WHAT IS ASKED. Reproduce the following material exactly, including every line.

RECORDS FOR THE TASK.
[Start]

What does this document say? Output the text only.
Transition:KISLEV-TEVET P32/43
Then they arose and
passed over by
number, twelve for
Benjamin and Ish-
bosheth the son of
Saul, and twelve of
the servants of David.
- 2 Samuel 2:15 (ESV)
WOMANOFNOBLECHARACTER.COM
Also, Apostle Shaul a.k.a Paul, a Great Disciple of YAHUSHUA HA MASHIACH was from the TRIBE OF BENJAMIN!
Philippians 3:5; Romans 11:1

[End]

ANSWER TO THIS PROBLEM.
What does this document say? Output the text only.
Transition:KISLEV-TEVET P32/43
Then they arose and
passed over by
number, twelve for
Benjamin and Ish-
bosheth the son of
Saul, and twelve of
the servants of David.
- 2 Samuel 2:15 (ESV)
WOMANOFNOBLECHARACTER.COM
Also, Apostle Shaul a.k.a Paul, a Great Disciple of YAHUSHUA HA MASHIACH was from the TRIBE OF BENJAMIN!
Philippians 3:5; Romans 11:1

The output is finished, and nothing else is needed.